Figure content listings
- - - -
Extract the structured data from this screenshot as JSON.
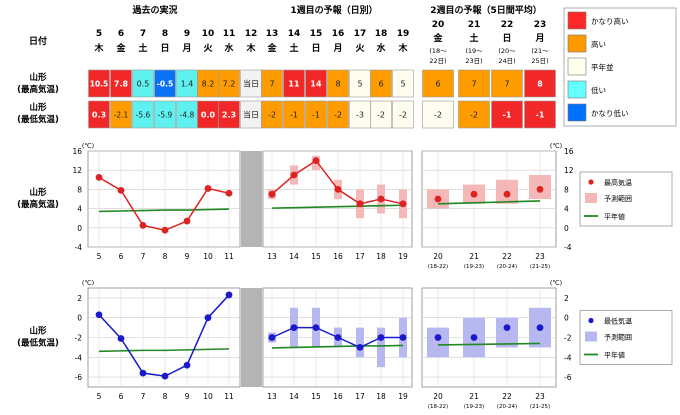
{
  "headers": {
    "past": "過去の実況",
    "week1": "1週目の予報（日別）",
    "week2": "2週目の予報（5日間平均）",
    "date_label": "日付"
  },
  "row_labels": {
    "max_a": "山形",
    "max_b": "(最高気温)",
    "min_a": "山形",
    "min_b": "(最低気温)",
    "chart_max_a": "山形",
    "chart_max_b": "(最高気温)",
    "chart_min_a": "山形",
    "chart_min_b": "(最低気温)"
  },
  "days": [
    {
      "day": "5",
      "wd": "木"
    },
    {
      "day": "6",
      "wd": "金"
    },
    {
      "day": "7",
      "wd": "土"
    },
    {
      "day": "8",
      "wd": "日"
    },
    {
      "day": "9",
      "wd": "月"
    },
    {
      "day": "10",
      "wd": "火"
    },
    {
      "day": "11",
      "wd": "水"
    },
    {
      "day": "12",
      "wd": "木"
    },
    {
      "day": "13",
      "wd": "金"
    },
    {
      "day": "14",
      "wd": "土"
    },
    {
      "day": "15",
      "wd": "日"
    },
    {
      "day": "16",
      "wd": "月"
    },
    {
      "day": "17",
      "wd": "火"
    },
    {
      "day": "18",
      "wd": "水"
    },
    {
      "day": "19",
      "wd": "木"
    }
  ],
  "week2_days": [
    {
      "day": "20",
      "wd": "金",
      "range": "(18〜",
      "range2": "22日)"
    },
    {
      "day": "21",
      "wd": "土",
      "range": "(19〜",
      "range2": "23日)"
    },
    {
      "day": "22",
      "wd": "日",
      "range": "(20〜",
      "range2": "24日)"
    },
    {
      "day": "23",
      "wd": "月",
      "range": "(21〜",
      "range2": "25日)"
    }
  ],
  "max_row": [
    "10.5",
    "7.8",
    "0.5",
    "-0.5",
    "1.4",
    "8.2",
    "7.2",
    "当日",
    "7",
    "11",
    "14",
    "8",
    "5",
    "6",
    "5"
  ],
  "max_row_class": [
    "vhigh",
    "vhigh",
    "low",
    "vlow",
    "low",
    "high",
    "high",
    "today",
    "high",
    "vhigh",
    "vhigh",
    "high",
    "normal",
    "high",
    "normal"
  ],
  "min_row": [
    "0.3",
    "-2.1",
    "-5.6",
    "-5.9",
    "-4.8",
    "0.0",
    "2.3",
    "当日",
    "-2",
    "-1",
    "-1",
    "-2",
    "-3",
    "-2",
    "-2"
  ],
  "min_row_class": [
    "vhigh",
    "high",
    "low",
    "low",
    "low",
    "vhigh",
    "vhigh",
    "today",
    "high",
    "high",
    "high",
    "high",
    "normal",
    "normal",
    "normal"
  ],
  "w2_max": [
    "6",
    "7",
    "7",
    "8"
  ],
  "w2_max_class": [
    "high",
    "high",
    "high",
    "vhigh"
  ],
  "w2_min": [
    "-2",
    "-2",
    "-1",
    "-1"
  ],
  "w2_min_class": [
    "normal",
    "high",
    "vhigh",
    "vhigh"
  ],
  "legend": [
    {
      "label": "かなり高い",
      "color": "#ff2828"
    },
    {
      "label": "高い",
      "color": "#ff9900"
    },
    {
      "label": "平年並",
      "color": "#ffffee"
    },
    {
      "label": "低い",
      "color": "#66ffff"
    },
    {
      "label": "かなり低い",
      "color": "#0070ff"
    }
  ],
  "colors": {
    "vhigh": "#f22828",
    "high": "#ff9c00",
    "normal": "#fffdf0",
    "low": "#5ff0f0",
    "vlow": "#0a72f5",
    "today": "#f2f2f2",
    "max_line": "#dd2222",
    "max_range": "#f4b8b8",
    "min_line": "#1a1acc",
    "min_range": "#b8b8f0",
    "normal_line": "#228822"
  },
  "chart_max_legend": {
    "point": "最高気温",
    "range": "予測範囲",
    "normal": "平年値"
  },
  "chart_min_legend": {
    "point": "最低気温",
    "range": "予測範囲",
    "normal": "平年値"
  },
  "unit": "(℃)",
  "chart_data": [
    {
      "type": "line",
      "title": "",
      "ylabel": "(℃)",
      "ylim": [
        -4,
        16
      ],
      "yticks": [
        -4,
        0,
        4,
        8,
        12,
        16
      ],
      "x": [
        "5",
        "6",
        "7",
        "8",
        "9",
        "10",
        "11",
        "12",
        "13",
        "14",
        "15",
        "16",
        "17",
        "18",
        "19"
      ],
      "series": [
        {
          "name": "最高気温",
          "values": [
            10.5,
            7.8,
            0.5,
            -0.5,
            1.4,
            8.2,
            7.2,
            null,
            7,
            11,
            14,
            8,
            5,
            6,
            5
          ]
        },
        {
          "name": "平年値",
          "values": [
            3.4,
            3.5,
            3.6,
            3.7,
            3.7,
            3.8,
            3.9,
            null,
            4.1,
            4.2,
            4.3,
            4.4,
            4.5,
            4.6,
            4.7
          ]
        }
      ],
      "range": [
        null,
        null,
        null,
        null,
        null,
        null,
        null,
        null,
        [
          6,
          8
        ],
        [
          9,
          13
        ],
        [
          12,
          15
        ],
        [
          6,
          10
        ],
        [
          2,
          8
        ],
        [
          3,
          9
        ],
        [
          2,
          8
        ]
      ],
      "week2": {
        "x": [
          "20",
          "21",
          "22",
          "23"
        ],
        "x_sub": [
          "(18-22)",
          "(19-23)",
          "(20-24)",
          "(21-25)"
        ],
        "values": [
          6,
          7,
          7,
          8
        ],
        "range": [
          [
            4,
            8
          ],
          [
            5,
            9
          ],
          [
            5,
            10
          ],
          [
            6,
            11
          ]
        ],
        "normal": [
          5.0,
          5.2,
          5.4,
          5.6
        ]
      }
    },
    {
      "type": "line",
      "title": "",
      "ylabel": "(℃)",
      "ylim": [
        -7,
        3
      ],
      "yticks": [
        -6,
        -4,
        -2,
        0,
        2
      ],
      "x": [
        "5",
        "6",
        "7",
        "8",
        "9",
        "10",
        "11",
        "12",
        "13",
        "14",
        "15",
        "16",
        "17",
        "18",
        "19"
      ],
      "series": [
        {
          "name": "最低気温",
          "values": [
            0.3,
            -2.1,
            -5.6,
            -5.9,
            -4.8,
            0.0,
            2.3,
            null,
            -2,
            -1,
            -1,
            -2,
            -3,
            -2,
            -2
          ]
        },
        {
          "name": "平年値",
          "values": [
            -3.4,
            -3.35,
            -3.3,
            -3.3,
            -3.25,
            -3.2,
            -3.15,
            null,
            -3.05,
            -3.0,
            -2.95,
            -2.9,
            -2.85,
            -2.85,
            -2.8
          ]
        }
      ],
      "range": [
        null,
        null,
        null,
        null,
        null,
        null,
        null,
        null,
        [
          -2.5,
          -1.5
        ],
        [
          -3,
          1
        ],
        [
          -3,
          1
        ],
        [
          -3,
          -1
        ],
        [
          -4,
          -1
        ],
        [
          -5,
          -1
        ],
        [
          -4,
          0
        ]
      ],
      "week2": {
        "x": [
          "20",
          "21",
          "22",
          "23"
        ],
        "x_sub": [
          "(18-22)",
          "(19-23)",
          "(20-24)",
          "(21-25)"
        ],
        "values": [
          -2,
          -2,
          -1,
          -1
        ],
        "range": [
          [
            -4,
            -1
          ],
          [
            -4,
            0
          ],
          [
            -3,
            0
          ],
          [
            -3,
            1
          ]
        ],
        "normal": [
          -2.75,
          -2.7,
          -2.65,
          -2.6
        ]
      }
    }
  ]
}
- - - -
Write out the entries above verbatim; the pictures do not belong in your copy.

Extract the structured data from this screenshot as JSON.
{
  "headers": {
    "past": "過去の実況",
    "week1": "1週目の予報（日別）",
    "week2": "2週目の予報（5日間平均）",
    "date_label": "日付"
  },
  "row_labels": {
    "max_a": "山形",
    "max_b": "(最高気温)",
    "min_a": "山形",
    "min_b": "(最低気温)",
    "chart_max_a": "山形",
    "chart_max_b": "(最高気温)",
    "chart_min_a": "山形",
    "chart_min_b": "(最低気温)"
  },
  "days": [
    {
      "day": "5",
      "wd": "木"
    },
    {
      "day": "6",
      "wd": "金"
    },
    {
      "day": "7",
      "wd": "土"
    },
    {
      "day": "8",
      "wd": "日"
    },
    {
      "day": "9",
      "wd": "月"
    },
    {
      "day": "10",
      "wd": "火"
    },
    {
      "day": "11",
      "wd": "水"
    },
    {
      "day": "12",
      "wd": "木"
    },
    {
      "day": "13",
      "wd": "金"
    },
    {
      "day": "14",
      "wd": "土"
    },
    {
      "day": "15",
      "wd": "日"
    },
    {
      "day": "16",
      "wd": "月"
    },
    {
      "day": "17",
      "wd": "火"
    },
    {
      "day": "18",
      "wd": "水"
    },
    {
      "day": "19",
      "wd": "木"
    }
  ],
  "week2_days": [
    {
      "day": "20",
      "wd": "金",
      "range": "(18〜",
      "range2": "22日)"
    },
    {
      "day": "21",
      "wd": "土",
      "range": "(19〜",
      "range2": "23日)"
    },
    {
      "day": "22",
      "wd": "日",
      "range": "(20〜",
      "range2": "24日)"
    },
    {
      "day": "23",
      "wd": "月",
      "range": "(21〜",
      "range2": "25日)"
    }
  ],
  "max_row": [
    "10.5",
    "7.8",
    "0.5",
    "-0.5",
    "1.4",
    "8.2",
    "7.2",
    "当日",
    "7",
    "11",
    "14",
    "8",
    "5",
    "6",
    "5"
  ],
  "max_row_class": [
    "vhigh",
    "vhigh",
    "low",
    "vlow",
    "low",
    "high",
    "high",
    "today",
    "high",
    "vhigh",
    "vhigh",
    "high",
    "normal",
    "high",
    "normal"
  ],
  "min_row": [
    "0.3",
    "-2.1",
    "-5.6",
    "-5.9",
    "-4.8",
    "0.0",
    "2.3",
    "当日",
    "-2",
    "-1",
    "-1",
    "-2",
    "-3",
    "-2",
    "-2"
  ],
  "min_row_class": [
    "vhigh",
    "high",
    "low",
    "low",
    "low",
    "vhigh",
    "vhigh",
    "today",
    "high",
    "high",
    "high",
    "high",
    "normal",
    "normal",
    "normal"
  ],
  "w2_max": [
    "6",
    "7",
    "7",
    "8"
  ],
  "w2_max_class": [
    "high",
    "high",
    "high",
    "vhigh"
  ],
  "w2_min": [
    "-2",
    "-2",
    "-1",
    "-1"
  ],
  "w2_min_class": [
    "normal",
    "high",
    "vhigh",
    "vhigh"
  ],
  "legend": [
    {
      "label": "かなり高い",
      "color": "#ff2828"
    },
    {
      "label": "高い",
      "color": "#ff9900"
    },
    {
      "label": "平年並",
      "color": "#ffffee"
    },
    {
      "label": "低い",
      "color": "#66ffff"
    },
    {
      "label": "かなり低い",
      "color": "#0070ff"
    }
  ],
  "colors": {
    "vhigh": "#f22828",
    "high": "#ff9c00",
    "normal": "#fffdf0",
    "low": "#5ff0f0",
    "vlow": "#0a72f5",
    "today": "#f2f2f2",
    "max_line": "#dd2222",
    "max_range": "#f4b8b8",
    "min_line": "#1a1acc",
    "min_range": "#b8b8f0",
    "normal_line": "#228822"
  },
  "chart_max_legend": {
    "point": "最高気温",
    "range": "予測範囲",
    "normal": "平年値"
  },
  "chart_min_legend": {
    "point": "最低気温",
    "range": "予測範囲",
    "normal": "平年値"
  },
  "unit": "(℃)",
  "chart_data": [
    {
      "type": "line",
      "title": "",
      "ylabel": "(℃)",
      "ylim": [
        -4,
        16
      ],
      "yticks": [
        -4,
        0,
        4,
        8,
        12,
        16
      ],
      "x": [
        "5",
        "6",
        "7",
        "8",
        "9",
        "10",
        "11",
        "12",
        "13",
        "14",
        "15",
        "16",
        "17",
        "18",
        "19"
      ],
      "series": [
        {
          "name": "最高気温",
          "values": [
            10.5,
            7.8,
            0.5,
            -0.5,
            1.4,
            8.2,
            7.2,
            null,
            7,
            11,
            14,
            8,
            5,
            6,
            5
          ]
        },
        {
          "name": "平年値",
          "values": [
            3.4,
            3.5,
            3.6,
            3.7,
            3.7,
            3.8,
            3.9,
            null,
            4.1,
            4.2,
            4.3,
            4.4,
            4.5,
            4.6,
            4.7
          ]
        }
      ],
      "range": [
        null,
        null,
        null,
        null,
        null,
        null,
        null,
        null,
        [
          6,
          8
        ],
        [
          9,
          13
        ],
        [
          12,
          15
        ],
        [
          6,
          10
        ],
        [
          2,
          8
        ],
        [
          3,
          9
        ],
        [
          2,
          8
        ]
      ],
      "week2": {
        "x": [
          "20",
          "21",
          "22",
          "23"
        ],
        "x_sub": [
          "(18-22)",
          "(19-23)",
          "(20-24)",
          "(21-25)"
        ],
        "values": [
          6,
          7,
          7,
          8
        ],
        "range": [
          [
            4,
            8
          ],
          [
            5,
            9
          ],
          [
            5,
            10
          ],
          [
            6,
            11
          ]
        ],
        "normal": [
          5.0,
          5.2,
          5.4,
          5.6
        ]
      }
    },
    {
      "type": "line",
      "title": "",
      "ylabel": "(℃)",
      "ylim": [
        -7,
        3
      ],
      "yticks": [
        -6,
        -4,
        -2,
        0,
        2
      ],
      "x": [
        "5",
        "6",
        "7",
        "8",
        "9",
        "10",
        "11",
        "12",
        "13",
        "14",
        "15",
        "16",
        "17",
        "18",
        "19"
      ],
      "series": [
        {
          "name": "最低気温",
          "values": [
            0.3,
            -2.1,
            -5.6,
            -5.9,
            -4.8,
            0.0,
            2.3,
            null,
            -2,
            -1,
            -1,
            -2,
            -3,
            -2,
            -2
          ]
        },
        {
          "name": "平年値",
          "values": [
            -3.4,
            -3.35,
            -3.3,
            -3.3,
            -3.25,
            -3.2,
            -3.15,
            null,
            -3.05,
            -3.0,
            -2.95,
            -2.9,
            -2.85,
            -2.85,
            -2.8
          ]
        }
      ],
      "range": [
        null,
        null,
        null,
        null,
        null,
        null,
        null,
        null,
        [
          -2.5,
          -1.5
        ],
        [
          -3,
          1
        ],
        [
          -3,
          1
        ],
        [
          -3,
          -1
        ],
        [
          -4,
          -1
        ],
        [
          -5,
          -1
        ],
        [
          -4,
          0
        ]
      ],
      "week2": {
        "x": [
          "20",
          "21",
          "22",
          "23"
        ],
        "x_sub": [
          "(18-22)",
          "(19-23)",
          "(20-24)",
          "(21-25)"
        ],
        "values": [
          -2,
          -2,
          -1,
          -1
        ],
        "range": [
          [
            -4,
            -1
          ],
          [
            -4,
            0
          ],
          [
            -3,
            0
          ],
          [
            -3,
            1
          ]
        ],
        "normal": [
          -2.75,
          -2.7,
          -2.65,
          -2.6
        ]
      }
    }
  ]
}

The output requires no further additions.